Stored data
::::::::

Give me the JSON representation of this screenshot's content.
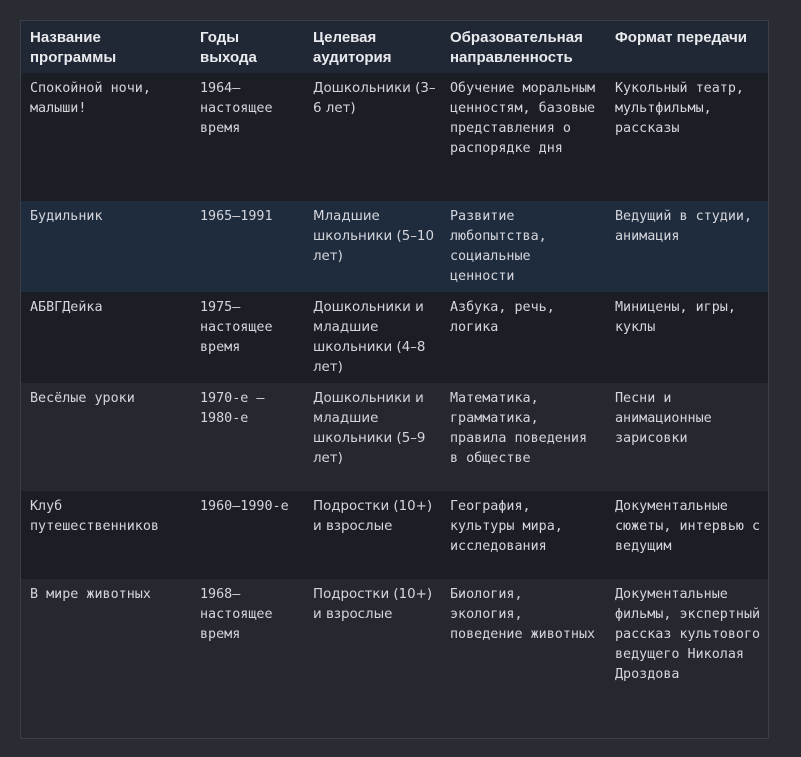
{
  "table": {
    "headers": [
      "Название программы",
      "Годы выхода",
      "Целевая аудитория",
      "Образовательная направленность",
      "Формат передачи"
    ],
    "rows": [
      [
        "Спокойной ночи, малыши!",
        "1964–настоящее время",
        "Дошкольники (3–6 лет)",
        "Обучение моральным ценностям, базовые представления о распорядке дня",
        "Кукольный театр, мультфильмы, рассказы"
      ],
      [
        "Будильник",
        "1965–1991",
        "Младшие школьники (5–10 лет)",
        "Развитие любопытства, социальные ценности",
        "Ведущий в студии, анимация"
      ],
      [
        "АБВГДейка",
        "1975–настоящее время",
        "Дошкольники и младшие школьники (4–8 лет)",
        "Азбука, речь, логика",
        "Миницены, игры, куклы"
      ],
      [
        "Весёлые уроки",
        "1970-е – 1980-е",
        "Дошкольники и младшие школьники (5–9 лет)",
        "Математика, грамматика, правила поведения в обществе",
        "Песни и анимационные зарисовки"
      ],
      [
        "Клуб путешественников",
        "1960–1990-е",
        "Подростки (10+) и взрослые",
        "География, культуры мира, исследования",
        "Документальные сюжеты, интервью с ведущим"
      ],
      [
        "В мире животных",
        "1968–настоящее время",
        "Подростки (10+) и взрослые",
        "Биология, экология, поведение животных",
        "Документальные фильмы, экспертный рассказ культового ведущего Николая Дроздова"
      ]
    ]
  }
}
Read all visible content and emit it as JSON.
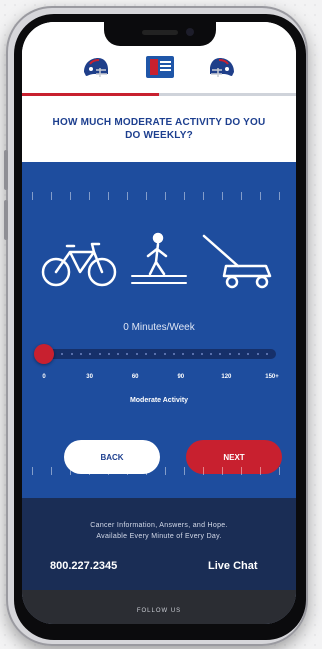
{
  "header": {
    "question": "HOW MUCH MODERATE ACTIVITY DO YOU DO WEEKLY?"
  },
  "activity": {
    "minutes_text": "0 Minutes/Week",
    "value_minutes": 0,
    "scale": [
      "0",
      "30",
      "60",
      "90",
      "120",
      "150+"
    ],
    "scale_label": "Moderate Activity",
    "icons": [
      "bicycle-icon",
      "walking-person-icon",
      "lawn-mower-icon"
    ]
  },
  "buttons": {
    "back": "BACK",
    "next": "NEXT"
  },
  "footer": {
    "tagline_1": "Cancer Information, Answers, and Hope.",
    "tagline_2": "Available Every Minute of Every Day.",
    "phone": "800.227.2345",
    "live_chat": "Live Chat",
    "follow": "FOLLOW US"
  },
  "colors": {
    "brand_blue": "#1e4d9e",
    "brand_red": "#c8202f",
    "footer_navy": "#1a2d55"
  }
}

::::::::

What is being asked: Leaving the pictures aside, transcribe the entire listing exactly.

Result of this exercise:
Give me the JSON representation of this screenshot's content.
{
  "table": {
    "headers": [
      "Название программы",
      "Годы выхода",
      "Целевая аудитория",
      "Образовательная направленность",
      "Формат передачи"
    ],
    "rows": [
      [
        "Спокойной ночи, малыши!",
        "1964–настоящее время",
        "Дошкольники (3–6 лет)",
        "Обучение моральным ценностям, базовые представления о распорядке дня",
        "Кукольный театр, мультфильмы, рассказы"
      ],
      [
        "Будильник",
        "1965–1991",
        "Младшие школьники (5–10 лет)",
        "Развитие любопытства, социальные ценности",
        "Ведущий в студии, анимация"
      ],
      [
        "АБВГДейка",
        "1975–настоящее время",
        "Дошкольники и младшие школьники (4–8 лет)",
        "Азбука, речь, логика",
        "Миницены, игры, куклы"
      ],
      [
        "Весёлые уроки",
        "1970-е – 1980-е",
        "Дошкольники и младшие школьники (5–9 лет)",
        "Математика, грамматика, правила поведения в обществе",
        "Песни и анимационные зарисовки"
      ],
      [
        "Клуб путешественников",
        "1960–1990-е",
        "Подростки (10+) и взрослые",
        "География, культуры мира, исследования",
        "Документальные сюжеты, интервью с ведущим"
      ],
      [
        "В мире животных",
        "1968–настоящее время",
        "Подростки (10+) и взрослые",
        "Биология, экология, поведение животных",
        "Документальные фильмы, экспертный рассказ культового ведущего Николая Дроздова"
      ]
    ]
  }
}
Read all visible content and emit it as JSON.
{
  "header": {
    "question": "HOW MUCH MODERATE ACTIVITY DO YOU DO WEEKLY?"
  },
  "activity": {
    "minutes_text": "0 Minutes/Week",
    "value_minutes": 0,
    "scale": [
      "0",
      "30",
      "60",
      "90",
      "120",
      "150+"
    ],
    "scale_label": "Moderate Activity",
    "icons": [
      "bicycle-icon",
      "walking-person-icon",
      "lawn-mower-icon"
    ]
  },
  "buttons": {
    "back": "BACK",
    "next": "NEXT"
  },
  "footer": {
    "tagline_1": "Cancer Information, Answers, and Hope.",
    "tagline_2": "Available Every Minute of Every Day.",
    "phone": "800.227.2345",
    "live_chat": "Live Chat",
    "follow": "FOLLOW US"
  },
  "colors": {
    "brand_blue": "#1e4d9e",
    "brand_red": "#c8202f",
    "footer_navy": "#1a2d55"
  }
}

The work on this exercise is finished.